Collected data ->
* * * * *

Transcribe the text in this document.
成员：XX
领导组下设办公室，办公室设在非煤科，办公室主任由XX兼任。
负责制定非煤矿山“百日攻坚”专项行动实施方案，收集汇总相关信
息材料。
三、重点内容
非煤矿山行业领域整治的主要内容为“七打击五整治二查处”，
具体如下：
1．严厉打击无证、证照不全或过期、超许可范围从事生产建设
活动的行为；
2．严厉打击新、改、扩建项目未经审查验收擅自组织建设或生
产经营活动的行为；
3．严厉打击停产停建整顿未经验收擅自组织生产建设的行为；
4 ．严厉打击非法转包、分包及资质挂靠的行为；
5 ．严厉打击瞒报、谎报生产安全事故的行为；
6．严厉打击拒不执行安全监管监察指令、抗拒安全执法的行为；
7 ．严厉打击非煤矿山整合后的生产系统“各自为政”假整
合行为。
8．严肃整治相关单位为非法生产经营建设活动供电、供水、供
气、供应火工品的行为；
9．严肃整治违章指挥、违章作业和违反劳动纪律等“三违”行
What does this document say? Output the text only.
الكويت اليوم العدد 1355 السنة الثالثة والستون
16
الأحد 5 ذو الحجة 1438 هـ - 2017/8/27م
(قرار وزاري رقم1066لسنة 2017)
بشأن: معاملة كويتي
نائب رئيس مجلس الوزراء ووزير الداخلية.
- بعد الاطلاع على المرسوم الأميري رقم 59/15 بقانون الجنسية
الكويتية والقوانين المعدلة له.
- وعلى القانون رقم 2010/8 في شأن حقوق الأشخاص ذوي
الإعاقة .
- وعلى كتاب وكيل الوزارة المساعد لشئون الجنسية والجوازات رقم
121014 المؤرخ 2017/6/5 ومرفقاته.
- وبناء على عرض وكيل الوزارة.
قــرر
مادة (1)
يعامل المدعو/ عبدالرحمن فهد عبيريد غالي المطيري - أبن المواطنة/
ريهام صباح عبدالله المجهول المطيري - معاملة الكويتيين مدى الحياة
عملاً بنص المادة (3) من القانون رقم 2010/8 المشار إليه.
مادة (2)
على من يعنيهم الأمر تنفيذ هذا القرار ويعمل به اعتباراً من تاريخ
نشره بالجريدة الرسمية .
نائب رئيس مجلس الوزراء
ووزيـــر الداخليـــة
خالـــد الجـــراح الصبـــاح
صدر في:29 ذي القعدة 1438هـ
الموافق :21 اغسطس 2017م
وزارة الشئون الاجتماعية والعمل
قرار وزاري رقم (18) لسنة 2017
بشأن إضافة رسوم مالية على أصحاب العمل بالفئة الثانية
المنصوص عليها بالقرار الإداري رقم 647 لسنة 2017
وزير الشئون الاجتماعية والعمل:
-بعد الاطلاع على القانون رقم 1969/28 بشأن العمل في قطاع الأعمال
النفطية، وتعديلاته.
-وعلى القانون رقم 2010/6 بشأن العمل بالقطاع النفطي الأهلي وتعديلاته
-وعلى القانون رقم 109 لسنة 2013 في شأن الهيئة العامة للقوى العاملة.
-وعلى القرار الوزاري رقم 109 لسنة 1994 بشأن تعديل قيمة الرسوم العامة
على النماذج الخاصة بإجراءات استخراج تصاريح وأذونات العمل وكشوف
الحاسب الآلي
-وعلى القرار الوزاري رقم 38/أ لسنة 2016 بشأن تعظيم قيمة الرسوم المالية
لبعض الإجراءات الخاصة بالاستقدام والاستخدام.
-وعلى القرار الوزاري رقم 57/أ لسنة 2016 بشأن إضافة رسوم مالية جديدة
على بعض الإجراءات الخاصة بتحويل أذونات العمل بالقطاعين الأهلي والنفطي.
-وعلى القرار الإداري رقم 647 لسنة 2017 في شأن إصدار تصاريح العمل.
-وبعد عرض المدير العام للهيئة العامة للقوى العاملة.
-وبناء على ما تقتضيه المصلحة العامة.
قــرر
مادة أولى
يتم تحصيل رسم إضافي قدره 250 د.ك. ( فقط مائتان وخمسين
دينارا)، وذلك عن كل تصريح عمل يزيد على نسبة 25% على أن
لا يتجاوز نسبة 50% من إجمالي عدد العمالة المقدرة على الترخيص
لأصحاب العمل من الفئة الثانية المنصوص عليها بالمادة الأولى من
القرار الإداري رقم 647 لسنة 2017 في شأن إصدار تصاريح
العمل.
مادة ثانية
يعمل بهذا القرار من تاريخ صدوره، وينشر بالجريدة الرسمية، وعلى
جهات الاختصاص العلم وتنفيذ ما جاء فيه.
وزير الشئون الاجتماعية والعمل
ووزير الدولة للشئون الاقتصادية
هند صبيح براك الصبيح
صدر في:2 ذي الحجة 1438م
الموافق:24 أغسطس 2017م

* * * * *

WHAT THE TASK ASKS -> Copy all lines from the material that hold "الأهلي".

ANSWER TO THIS PROBLEM ->
-وعلى القانون رقم 2010/6 بشأن العمل بالقطاع النفطي الأهلي وتعديلاته
على بعض الإجراءات الخاصة بتحويل أذونات العمل بالقطاعين الأهلي والنفطي.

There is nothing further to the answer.